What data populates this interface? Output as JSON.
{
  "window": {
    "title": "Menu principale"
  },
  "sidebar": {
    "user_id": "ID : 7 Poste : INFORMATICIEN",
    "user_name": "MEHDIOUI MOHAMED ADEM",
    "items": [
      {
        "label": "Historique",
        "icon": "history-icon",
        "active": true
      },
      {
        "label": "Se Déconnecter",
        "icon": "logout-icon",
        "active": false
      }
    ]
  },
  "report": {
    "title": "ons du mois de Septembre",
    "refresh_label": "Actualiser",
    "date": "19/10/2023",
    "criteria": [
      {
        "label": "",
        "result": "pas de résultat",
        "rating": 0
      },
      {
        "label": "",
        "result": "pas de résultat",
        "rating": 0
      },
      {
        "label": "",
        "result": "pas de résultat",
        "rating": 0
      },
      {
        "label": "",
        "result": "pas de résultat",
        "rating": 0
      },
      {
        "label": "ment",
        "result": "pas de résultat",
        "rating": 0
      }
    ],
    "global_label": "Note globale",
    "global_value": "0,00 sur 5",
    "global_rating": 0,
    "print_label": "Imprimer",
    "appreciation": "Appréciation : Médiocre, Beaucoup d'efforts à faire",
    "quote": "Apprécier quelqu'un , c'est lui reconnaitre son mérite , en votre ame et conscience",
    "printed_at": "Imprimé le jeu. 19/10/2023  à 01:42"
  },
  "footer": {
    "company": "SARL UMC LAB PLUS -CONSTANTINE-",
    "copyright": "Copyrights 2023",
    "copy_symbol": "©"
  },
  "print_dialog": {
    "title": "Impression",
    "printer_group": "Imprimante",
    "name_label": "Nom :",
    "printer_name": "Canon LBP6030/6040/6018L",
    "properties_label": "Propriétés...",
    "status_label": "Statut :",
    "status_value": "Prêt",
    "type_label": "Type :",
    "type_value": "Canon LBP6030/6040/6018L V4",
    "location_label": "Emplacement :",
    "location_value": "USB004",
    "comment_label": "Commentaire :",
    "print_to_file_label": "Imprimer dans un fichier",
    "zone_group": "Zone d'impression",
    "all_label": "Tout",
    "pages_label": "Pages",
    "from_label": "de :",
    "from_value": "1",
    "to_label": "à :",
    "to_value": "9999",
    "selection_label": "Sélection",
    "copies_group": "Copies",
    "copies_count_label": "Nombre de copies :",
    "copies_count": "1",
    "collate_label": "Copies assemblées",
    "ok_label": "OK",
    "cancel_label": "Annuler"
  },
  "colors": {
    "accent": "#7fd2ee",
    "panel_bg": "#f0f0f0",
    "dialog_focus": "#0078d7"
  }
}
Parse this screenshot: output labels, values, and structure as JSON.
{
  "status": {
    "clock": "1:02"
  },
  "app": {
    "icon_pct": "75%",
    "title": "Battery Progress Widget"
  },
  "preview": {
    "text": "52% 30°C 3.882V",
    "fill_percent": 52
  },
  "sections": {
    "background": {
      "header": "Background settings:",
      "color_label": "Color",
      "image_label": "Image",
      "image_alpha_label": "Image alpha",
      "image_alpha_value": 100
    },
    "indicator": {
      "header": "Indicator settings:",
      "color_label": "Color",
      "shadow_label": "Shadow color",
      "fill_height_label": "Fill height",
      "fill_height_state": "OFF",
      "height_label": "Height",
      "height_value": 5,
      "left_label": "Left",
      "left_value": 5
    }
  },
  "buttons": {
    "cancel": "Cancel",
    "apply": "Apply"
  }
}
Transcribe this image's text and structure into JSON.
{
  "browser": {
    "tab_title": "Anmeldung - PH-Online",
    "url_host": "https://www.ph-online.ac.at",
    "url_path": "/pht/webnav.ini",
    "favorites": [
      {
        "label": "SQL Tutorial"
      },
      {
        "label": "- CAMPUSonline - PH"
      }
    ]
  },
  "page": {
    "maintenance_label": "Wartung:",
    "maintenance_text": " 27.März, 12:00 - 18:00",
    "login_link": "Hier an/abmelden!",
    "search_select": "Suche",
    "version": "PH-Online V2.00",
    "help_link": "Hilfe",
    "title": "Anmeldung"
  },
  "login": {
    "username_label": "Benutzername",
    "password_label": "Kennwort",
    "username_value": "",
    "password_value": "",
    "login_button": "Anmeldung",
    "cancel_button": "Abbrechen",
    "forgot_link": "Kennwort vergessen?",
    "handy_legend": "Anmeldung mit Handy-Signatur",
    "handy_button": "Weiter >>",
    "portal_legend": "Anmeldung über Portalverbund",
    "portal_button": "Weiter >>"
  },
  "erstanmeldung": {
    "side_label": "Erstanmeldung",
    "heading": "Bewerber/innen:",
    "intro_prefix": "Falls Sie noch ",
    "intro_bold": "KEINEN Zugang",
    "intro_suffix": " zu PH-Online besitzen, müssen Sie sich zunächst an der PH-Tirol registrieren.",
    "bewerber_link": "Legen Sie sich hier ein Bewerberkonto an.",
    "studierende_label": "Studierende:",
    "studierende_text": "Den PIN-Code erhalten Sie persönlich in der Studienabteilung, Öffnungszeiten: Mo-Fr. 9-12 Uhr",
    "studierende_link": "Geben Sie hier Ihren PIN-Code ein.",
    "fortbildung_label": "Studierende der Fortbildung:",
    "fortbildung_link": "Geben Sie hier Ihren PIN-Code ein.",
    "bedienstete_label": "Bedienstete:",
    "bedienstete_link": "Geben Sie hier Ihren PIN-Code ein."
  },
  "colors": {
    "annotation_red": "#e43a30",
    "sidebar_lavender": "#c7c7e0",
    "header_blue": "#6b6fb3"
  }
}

----------------------------------------

Objective — Transcribe every entry word for word.

Answer below —
What data populates this interface? Output as JSON.
{
  "window": {
    "title": "Menu principale"
  },
  "sidebar": {
    "user_id": "ID : 7 Poste : INFORMATICIEN",
    "user_name": "MEHDIOUI MOHAMED ADEM",
    "items": [
      {
        "label": "Historique",
        "icon": "history-icon",
        "active": true
      },
      {
        "label": "Se Déconnecter",
        "icon": "logout-icon",
        "active": false
      }
    ]
  },
  "report": {
    "title": "ons du mois de Septembre",
    "refresh_label": "Actualiser",
    "date": "19/10/2023",
    "criteria": [
      {
        "label": "",
        "result": "pas de résultat",
        "rating": 0
      },
      {
        "label": "",
        "result": "pas de résultat",
        "rating": 0
      },
      {
        "label": "",
        "result": "pas de résultat",
        "rating": 0
      },
      {
        "label": "",
        "result": "pas de résultat",
        "rating": 0
      },
      {
        "label": "ment",
        "result": "pas de résultat",
        "rating": 0
      }
    ],
    "global_label": "Note globale",
    "global_value": "0,00 sur 5",
    "global_rating": 0,
    "print_label": "Imprimer",
    "appreciation": "Appréciation : Médiocre, Beaucoup d'efforts à faire",
    "quote": "Apprécier quelqu'un , c'est lui reconnaitre son mérite , en votre ame et conscience",
    "printed_at": "Imprimé le jeu. 19/10/2023  à 01:42"
  },
  "footer": {
    "company": "SARL UMC LAB PLUS -CONSTANTINE-",
    "copyright": "Copyrights 2023",
    "copy_symbol": "©"
  },
  "print_dialog": {
    "title": "Impression",
    "printer_group": "Imprimante",
    "name_label": "Nom :",
    "printer_name": "Canon LBP6030/6040/6018L",
    "properties_label": "Propriétés...",
    "status_label": "Statut :",
    "status_value": "Prêt",
    "type_label": "Type :",
    "type_value": "Canon LBP6030/6040/6018L V4",
    "location_label": "Emplacement :",
    "location_value": "USB004",
    "comment_label": "Commentaire :",
    "print_to_file_label": "Imprimer dans un fichier",
    "zone_group": "Zone d'impression",
    "all_label": "Tout",
    "pages_label": "Pages",
    "from_label": "de :",
    "from_value": "1",
    "to_label": "à :",
    "to_value": "9999",
    "selection_label": "Sélection",
    "copies_group": "Copies",
    "copies_count_label": "Nombre de copies :",
    "copies_count": "1",
    "collate_label": "Copies assemblées",
    "ok_label": "OK",
    "cancel_label": "Annuler"
  },
  "colors": {
    "accent": "#7fd2ee",
    "panel_bg": "#f0f0f0",
    "dialog_focus": "#0078d7"
  }
}
Parse this screenshot: output labels, values, and structure as JSON.
{
  "status": {
    "clock": "1:02"
  },
  "app": {
    "icon_pct": "75%",
    "title": "Battery Progress Widget"
  },
  "preview": {
    "text": "52% 30°C 3.882V",
    "fill_percent": 52
  },
  "sections": {
    "background": {
      "header": "Background settings:",
      "color_label": "Color",
      "image_label": "Image",
      "image_alpha_label": "Image alpha",
      "image_alpha_value": 100
    },
    "indicator": {
      "header": "Indicator settings:",
      "color_label": "Color",
      "shadow_label": "Shadow color",
      "fill_height_label": "Fill height",
      "fill_height_state": "OFF",
      "height_label": "Height",
      "height_value": 5,
      "left_label": "Left",
      "left_value": 5
    }
  },
  "buttons": {
    "cancel": "Cancel",
    "apply": "Apply"
  }
}
Transcribe this image's text and structure into JSON.
{
  "browser": {
    "tab_title": "Anmeldung - PH-Online",
    "url_host": "https://www.ph-online.ac.at",
    "url_path": "/pht/webnav.ini",
    "favorites": [
      {
        "label": "SQL Tutorial"
      },
      {
        "label": "- CAMPUSonline - PH"
      }
    ]
  },
  "page": {
    "maintenance_label": "Wartung:",
    "maintenance_text": " 27.März, 12:00 - 18:00",
    "login_link": "Hier an/abmelden!",
    "search_select": "Suche",
    "version": "PH-Online V2.00",
    "help_link": "Hilfe",
    "title": "Anmeldung"
  },
  "login": {
    "username_label": "Benutzername",
    "password_label": "Kennwort",
    "username_value": "",
    "password_value": "",
    "login_button": "Anmeldung",
    "cancel_button": "Abbrechen",
    "forgot_link": "Kennwort vergessen?",
    "handy_legend": "Anmeldung mit Handy-Signatur",
    "handy_button": "Weiter >>",
    "portal_legend": "Anmeldung über Portalverbund",
    "portal_button": "Weiter >>"
  },
  "erstanmeldung": {
    "side_label": "Erstanmeldung",
    "heading": "Bewerber/innen:",
    "intro_prefix": "Falls Sie noch ",
    "intro_bold": "KEINEN Zugang",
    "intro_suffix": " zu PH-Online besitzen, müssen Sie sich zunächst an der PH-Tirol registrieren.",
    "bewerber_link": "Legen Sie sich hier ein Bewerberkonto an.",
    "studierende_label": "Studierende:",
    "studierende_text": "Den PIN-Code erhalten Sie persönlich in der Studienabteilung, Öffnungszeiten: Mo-Fr. 9-12 Uhr",
    "studierende_link": "Geben Sie hier Ihren PIN-Code ein.",
    "fortbildung_label": "Studierende der Fortbildung:",
    "fortbildung_link": "Geben Sie hier Ihren PIN-Code ein.",
    "bedienstete_label": "Bedienstete:",
    "bedienstete_link": "Geben Sie hier Ihren PIN-Code ein."
  },
  "colors": {
    "annotation_red": "#e43a30",
    "sidebar_lavender": "#c7c7e0",
    "header_blue": "#6b6fb3"
  }
}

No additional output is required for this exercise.